- [BRIEF]: Identify each line in the records below that contains the word "name", and copy it.

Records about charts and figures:

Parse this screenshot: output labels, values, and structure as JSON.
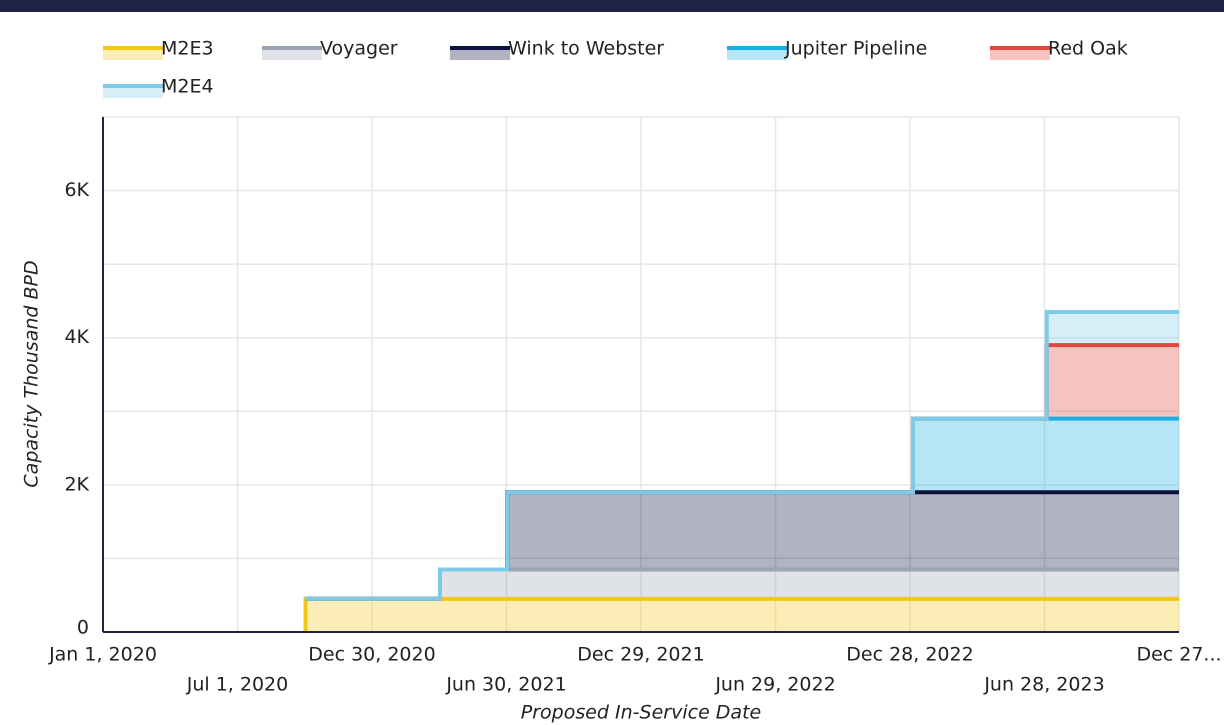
{
  "chart_data": {
    "type": "stacked_step_area",
    "y_label": "Capacity Thousand BPD",
    "x_label": "Proposed In-Service Date",
    "x": [
      "2020-10-01",
      "2021-04-01",
      "2021-07-01",
      "2023-01-01",
      "2023-07-01",
      "2023-12-27"
    ],
    "series": [
      {
        "name": "M2E3",
        "color": "#f5c518",
        "values": [
          450,
          450,
          450,
          450,
          450,
          450
        ]
      },
      {
        "name": "Voyager",
        "color": "#9aa5b1",
        "values": [
          0,
          400,
          400,
          400,
          400,
          400
        ]
      },
      {
        "name": "Wink to Webster",
        "color": "#0d1140",
        "values": [
          0,
          0,
          1050,
          1050,
          1050,
          1050
        ]
      },
      {
        "name": "Jupiter Pipeline",
        "color": "#1ab0e0",
        "values": [
          0,
          0,
          0,
          1000,
          1000,
          1000
        ]
      },
      {
        "name": "Red Oak",
        "color": "#e0463c",
        "values": [
          0,
          0,
          0,
          0,
          1000,
          1000
        ]
      },
      {
        "name": "M2E4",
        "color": "#7ccbe8",
        "values": [
          0,
          0,
          0,
          0,
          450,
          450
        ]
      }
    ],
    "xlim": [
      "2020-01-01",
      "2023-12-27"
    ],
    "xticks": [
      {
        "value": "2020-01-01",
        "label": "Jan 1, 2020"
      },
      {
        "value": "2020-07-01",
        "label": "Jul 1, 2020"
      },
      {
        "value": "2020-12-30",
        "label": "Dec 30, 2020"
      },
      {
        "value": "2021-06-30",
        "label": "Jun 30, 2021"
      },
      {
        "value": "2021-12-29",
        "label": "Dec 29, 2021"
      },
      {
        "value": "2022-06-29",
        "label": "Jun 29, 2022"
      },
      {
        "value": "2022-12-28",
        "label": "Dec 28, 2022"
      },
      {
        "value": "2023-06-28",
        "label": "Jun 28, 2023"
      },
      {
        "value": "2023-12-27",
        "label": "Dec 27..."
      }
    ],
    "ylim": [
      0,
      7000
    ],
    "yticks": [
      0,
      {
        "value": 2000,
        "label": "2K"
      },
      {
        "value": 4000,
        "label": "4K"
      },
      {
        "value": 6000,
        "label": "6K"
      }
    ],
    "grid_yticks": [
      1000,
      2000,
      3000,
      4000,
      5000,
      6000,
      7000
    ],
    "grid": true
  }
}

- [TASK ANSWER]:
        "name": "M2E3",
        "name": "Voyager",
        "name": "Wink to Webster",
        "name": "Jupiter Pipeline",
        "name": "Red Oak",
        "name": "M2E4",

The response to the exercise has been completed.